» **Required work**:
Repeat the records word for word, excluding any picture.

— Start of Data records —

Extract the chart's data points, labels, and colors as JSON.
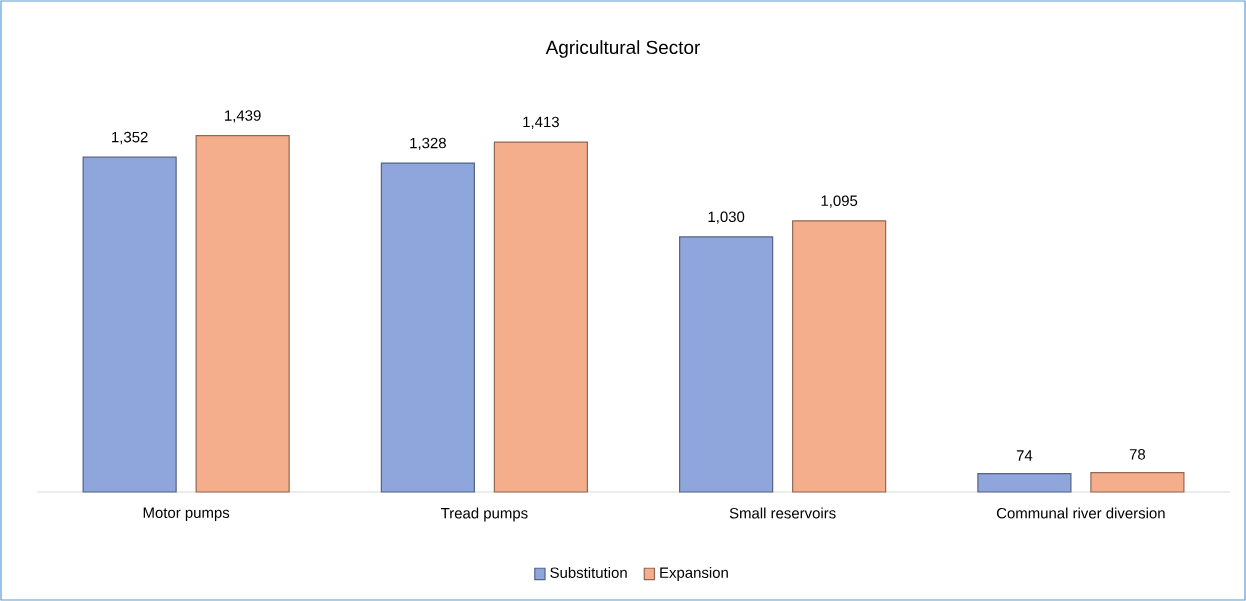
{
  "chart_data": {
    "type": "bar",
    "title": "Agricultural Sector",
    "categories": [
      "Motor pumps",
      "Tread pumps",
      "Small reservoirs",
      "Communal river diversion"
    ],
    "series": [
      {
        "name": "Substitution",
        "color": "#8fa6dc",
        "values": [
          1352,
          1328,
          1030,
          74
        ],
        "value_labels": [
          "1,352",
          "1,328",
          "1,030",
          "74"
        ]
      },
      {
        "name": "Expansion",
        "color": "#f4ae8c",
        "values": [
          1439,
          1413,
          1095,
          78
        ],
        "value_labels": [
          "1,439",
          "1,413",
          "1,095",
          "78"
        ]
      }
    ],
    "legend": "bottom"
  }
}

— End of Data records —

» **Reply to the task**:
Extract the chart's data points, labels, and colors as JSON.
{
  "chart_data": {
    "type": "bar",
    "title": "Agricultural Sector",
    "categories": [
      "Motor pumps",
      "Tread pumps",
      "Small reservoirs",
      "Communal river diversion"
    ],
    "series": [
      {
        "name": "Substitution",
        "color": "#8fa6dc",
        "values": [
          1352,
          1328,
          1030,
          74
        ],
        "value_labels": [
          "1,352",
          "1,328",
          "1,030",
          "74"
        ]
      },
      {
        "name": "Expansion",
        "color": "#f4ae8c",
        "values": [
          1439,
          1413,
          1095,
          78
        ],
        "value_labels": [
          "1,439",
          "1,413",
          "1,095",
          "78"
        ]
      }
    ],
    "legend": "bottom"
  }
}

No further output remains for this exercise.